Instruction – Within this material, how many lines have the string "Center" in them? The answer is a number, with nothing added.

—————

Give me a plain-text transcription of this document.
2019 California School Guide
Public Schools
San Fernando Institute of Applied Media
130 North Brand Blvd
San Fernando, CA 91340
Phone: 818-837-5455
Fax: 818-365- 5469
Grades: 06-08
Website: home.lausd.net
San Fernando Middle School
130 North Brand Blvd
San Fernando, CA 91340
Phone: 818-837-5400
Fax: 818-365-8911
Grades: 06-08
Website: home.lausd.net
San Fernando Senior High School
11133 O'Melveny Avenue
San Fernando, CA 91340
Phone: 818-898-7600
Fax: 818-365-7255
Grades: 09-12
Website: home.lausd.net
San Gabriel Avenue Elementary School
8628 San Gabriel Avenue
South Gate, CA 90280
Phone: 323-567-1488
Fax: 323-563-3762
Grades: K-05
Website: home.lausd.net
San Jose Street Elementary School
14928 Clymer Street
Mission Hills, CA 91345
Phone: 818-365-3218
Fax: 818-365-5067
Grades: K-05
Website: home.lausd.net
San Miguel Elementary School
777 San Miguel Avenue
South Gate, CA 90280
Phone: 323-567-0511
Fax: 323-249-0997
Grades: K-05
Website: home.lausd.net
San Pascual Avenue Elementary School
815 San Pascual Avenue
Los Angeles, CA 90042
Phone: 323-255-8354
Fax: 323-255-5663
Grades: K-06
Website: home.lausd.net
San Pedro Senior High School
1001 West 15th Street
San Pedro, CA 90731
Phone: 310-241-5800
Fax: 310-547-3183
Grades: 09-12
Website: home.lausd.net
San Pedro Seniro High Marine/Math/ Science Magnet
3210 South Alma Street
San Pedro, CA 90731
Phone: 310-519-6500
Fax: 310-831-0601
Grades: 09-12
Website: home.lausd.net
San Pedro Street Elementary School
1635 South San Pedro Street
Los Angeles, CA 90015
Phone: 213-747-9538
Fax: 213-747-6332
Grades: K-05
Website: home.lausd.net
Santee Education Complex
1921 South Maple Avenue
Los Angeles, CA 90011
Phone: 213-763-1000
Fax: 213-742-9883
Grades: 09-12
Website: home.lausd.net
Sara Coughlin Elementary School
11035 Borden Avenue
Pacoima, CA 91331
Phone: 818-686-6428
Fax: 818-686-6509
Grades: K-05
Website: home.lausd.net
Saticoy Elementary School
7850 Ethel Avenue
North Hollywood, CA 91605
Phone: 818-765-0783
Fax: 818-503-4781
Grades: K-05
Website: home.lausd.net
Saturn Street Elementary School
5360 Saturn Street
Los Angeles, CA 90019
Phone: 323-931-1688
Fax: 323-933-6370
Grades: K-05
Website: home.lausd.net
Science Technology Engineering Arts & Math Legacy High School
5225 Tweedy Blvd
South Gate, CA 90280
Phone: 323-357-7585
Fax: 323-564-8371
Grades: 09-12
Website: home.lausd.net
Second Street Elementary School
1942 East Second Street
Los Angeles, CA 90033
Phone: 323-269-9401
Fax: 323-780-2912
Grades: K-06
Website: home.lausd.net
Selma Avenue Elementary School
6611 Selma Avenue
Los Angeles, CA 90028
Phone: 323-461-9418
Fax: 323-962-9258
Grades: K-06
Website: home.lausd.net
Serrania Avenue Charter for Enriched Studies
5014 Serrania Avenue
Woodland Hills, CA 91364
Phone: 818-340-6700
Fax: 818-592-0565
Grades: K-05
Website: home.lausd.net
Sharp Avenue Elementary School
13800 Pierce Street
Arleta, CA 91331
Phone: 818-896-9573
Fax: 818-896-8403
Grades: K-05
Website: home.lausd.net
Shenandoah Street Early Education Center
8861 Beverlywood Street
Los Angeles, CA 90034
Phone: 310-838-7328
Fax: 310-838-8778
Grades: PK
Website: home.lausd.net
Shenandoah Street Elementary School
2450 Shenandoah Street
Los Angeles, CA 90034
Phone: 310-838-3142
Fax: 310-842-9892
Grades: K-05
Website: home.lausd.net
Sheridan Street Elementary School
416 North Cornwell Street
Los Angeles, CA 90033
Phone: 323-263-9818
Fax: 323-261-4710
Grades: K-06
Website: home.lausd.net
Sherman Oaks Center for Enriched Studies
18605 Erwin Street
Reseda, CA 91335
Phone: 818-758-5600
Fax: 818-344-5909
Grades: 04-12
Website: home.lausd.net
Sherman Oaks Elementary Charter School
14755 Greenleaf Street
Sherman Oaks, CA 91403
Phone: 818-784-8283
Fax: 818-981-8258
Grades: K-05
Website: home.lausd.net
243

—————

Written answer – 2